• **Set exercise**: Reproduce all of the data below without alteration; exclude every picture.

-- begin Dataset records --

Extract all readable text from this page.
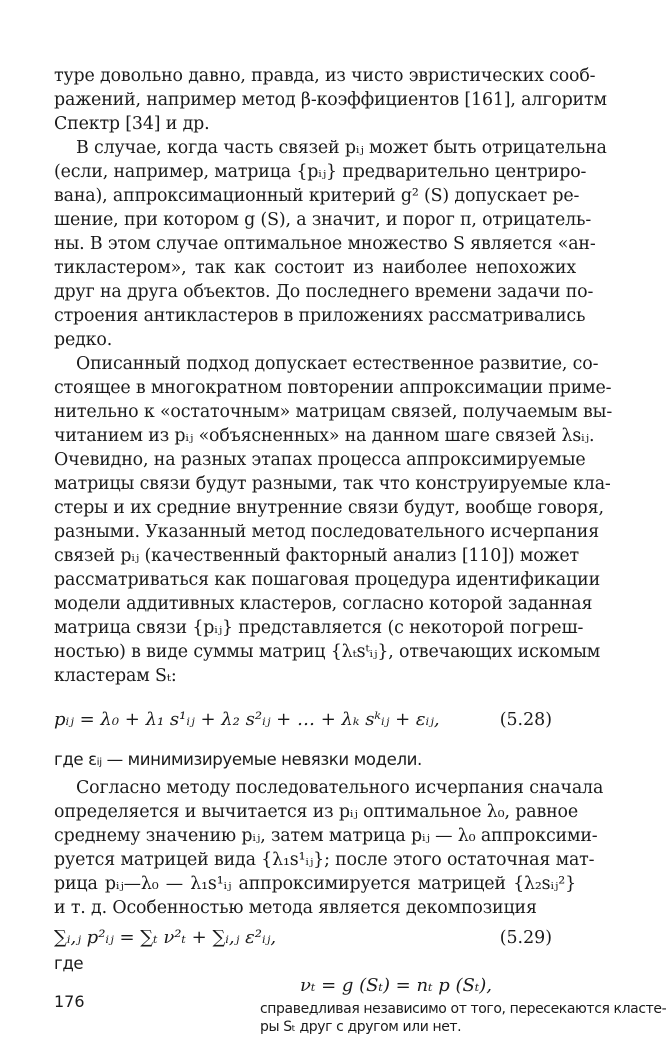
туре довольно давно, правда, из чисто эвристических сооб-
ражений, например метод β-коэффициентов [161], алгоритм
Спектр [34] и др.
В случае, когда часть связей pᵢⱼ может быть отрицательна
(если, например, матрица {pᵢⱼ} предварительно центриро-
вана), аппроксимационный критерий g² (S) допускает ре-
шение, при котором g (S), а значит, и порог π, отрицатель-
ны. В этом случае оптимальное множество S является «ан-
тикластером», так как состоит из наиболее непохожих
друг на друга объектов. До последнего времени задачи по-
строения антикластеров в приложениях рассматривались
редко.
Описанный подход допускает естественное развитие, со-
стоящее в многократном повторении аппроксимации приме-
нительно к «остаточным» матрицам связей, получаемым вы-
читанием из pᵢⱼ «объясненных» на данном шаге связей λsᵢⱼ.
Очевидно, на разных этапах процесса аппроксимируемые
матрицы связи будут разными, так что конструируемые кла-
стеры и их средние внутренние связи будут, вообще говоря,
разными. Указанный метод последовательного исчерпания
связей pᵢⱼ (качественный факторный анализ [110]) может
рассматриваться как пошаговая процедура идентификации
модели аддитивных кластеров, согласно которой заданная
матрица связи {pᵢⱼ} представляется (с некоторой погреш-
ностью) в виде суммы матриц {λₜsᵗᵢⱼ}, отвечающих искомым
кластерам Sₜ:
pᵢⱼ = λ₀ + λ₁ s¹ᵢⱼ + λ₂ s²ᵢⱼ + … + λₖ sᵏᵢⱼ + εᵢⱼ,	(5.28)
где εᵢⱼ — минимизируемые невязки модели.
Согласно методу последовательного исчерпания сначала
определяется и вычитается из pᵢⱼ оптимальное λ₀, равное
среднему значению pᵢⱼ, затем матрица pᵢⱼ — λ₀ аппроксими-
руется матрицей вида {λ₁s¹ᵢⱼ}; после этого остаточная мат-
рица pᵢⱼ—λ₀ — λ₁s¹ᵢⱼ аппроксимируется матрицей {λ₂sᵢⱼ²}
и т. д. Особенностью метода является декомпозиция
∑ᵢ,ⱼ p²ᵢⱼ = ∑ₜ ν²ₜ + ∑ᵢ,ⱼ ε²ᵢⱼ,	(5.29)
где
νₜ = g (Sₜ) = nₜ p (Sₜ),
справедливая независимо от того, пересекаются класте-
ры Sₜ друг с другом или нет.
176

-- end Dataset records --

• **Reply**:
Extract all readable text from this page.
туре довольно давно, правда, из чисто эвристических сооб-
ражений, например метод β-коэффициентов [161], алгоритм
Спектр [34] и др.
В случае, когда часть связей pᵢⱼ может быть отрицательна
(если, например, матрица {pᵢⱼ} предварительно центриро-
вана), аппроксимационный критерий g² (S) допускает ре-
шение, при котором g (S), а значит, и порог π, отрицатель-
ны. В этом случае оптимальное множество S является «ан-
тикластером», так как состоит из наиболее непохожих
друг на друга объектов. До последнего времени задачи по-
строения антикластеров в приложениях рассматривались
редко.
Описанный подход допускает естественное развитие, со-
стоящее в многократном повторении аппроксимации приме-
нительно к «остаточным» матрицам связей, получаемым вы-
читанием из pᵢⱼ «объясненных» на данном шаге связей λsᵢⱼ.
Очевидно, на разных этапах процесса аппроксимируемые
матрицы связи будут разными, так что конструируемые кла-
стеры и их средние внутренние связи будут, вообще говоря,
разными. Указанный метод последовательного исчерпания
связей pᵢⱼ (качественный факторный анализ [110]) может
рассматриваться как пошаговая процедура идентификации
модели аддитивных кластеров, согласно которой заданная
матрица связи {pᵢⱼ} представляется (с некоторой погреш-
ностью) в виде суммы матриц {λₜsᵗᵢⱼ}, отвечающих искомым
кластерам Sₜ:
pᵢⱼ = λ₀ + λ₁ s¹ᵢⱼ + λ₂ s²ᵢⱼ + … + λₖ sᵏᵢⱼ + εᵢⱼ,	(5.28)
где εᵢⱼ — минимизируемые невязки модели.
Согласно методу последовательного исчерпания сначала
определяется и вычитается из pᵢⱼ оптимальное λ₀, равное
среднему значению pᵢⱼ, затем матрица pᵢⱼ — λ₀ аппроксими-
руется матрицей вида {λ₁s¹ᵢⱼ}; после этого остаточная мат-
рица pᵢⱼ—λ₀ — λ₁s¹ᵢⱼ аппроксимируется матрицей {λ₂sᵢⱼ²}
и т. д. Особенностью метода является декомпозиция
∑ᵢ,ⱼ p²ᵢⱼ = ∑ₜ ν²ₜ + ∑ᵢ,ⱼ ε²ᵢⱼ,	(5.29)
где
νₜ = g (Sₜ) = nₜ p (Sₜ),
справедливая независимо от того, пересекаются класте-
ры Sₜ друг с другом или нет.
176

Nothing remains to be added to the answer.